- Exercise task:
Look through the listing and locate every line containing the word "series"; copy those lines.

Rows from a dataset
§ §
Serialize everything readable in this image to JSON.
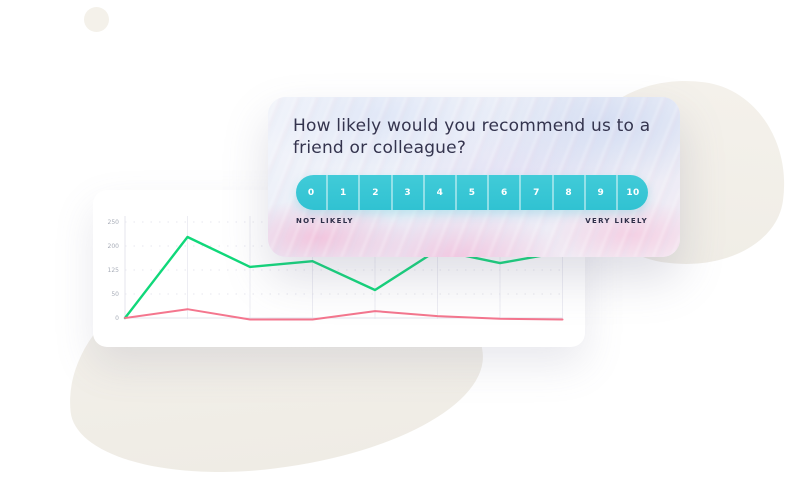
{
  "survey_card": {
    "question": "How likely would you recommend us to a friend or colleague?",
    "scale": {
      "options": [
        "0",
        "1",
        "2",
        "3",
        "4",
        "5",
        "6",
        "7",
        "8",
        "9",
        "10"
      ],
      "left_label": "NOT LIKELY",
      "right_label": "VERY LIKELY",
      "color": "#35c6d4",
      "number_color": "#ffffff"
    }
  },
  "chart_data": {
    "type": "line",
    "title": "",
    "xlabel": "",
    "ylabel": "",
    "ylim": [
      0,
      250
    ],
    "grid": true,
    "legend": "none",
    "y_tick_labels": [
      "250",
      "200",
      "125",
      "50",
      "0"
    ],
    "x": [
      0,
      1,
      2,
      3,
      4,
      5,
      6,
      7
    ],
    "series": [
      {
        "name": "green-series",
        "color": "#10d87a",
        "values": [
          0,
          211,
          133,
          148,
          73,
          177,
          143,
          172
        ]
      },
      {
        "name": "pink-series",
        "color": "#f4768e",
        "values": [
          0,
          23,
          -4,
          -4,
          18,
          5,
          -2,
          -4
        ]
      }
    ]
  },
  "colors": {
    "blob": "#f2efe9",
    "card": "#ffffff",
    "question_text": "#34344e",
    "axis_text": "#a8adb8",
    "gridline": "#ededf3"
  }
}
§ §
- Written answer:
    "series": [
        "name": "green-series",
        "name": "pink-series",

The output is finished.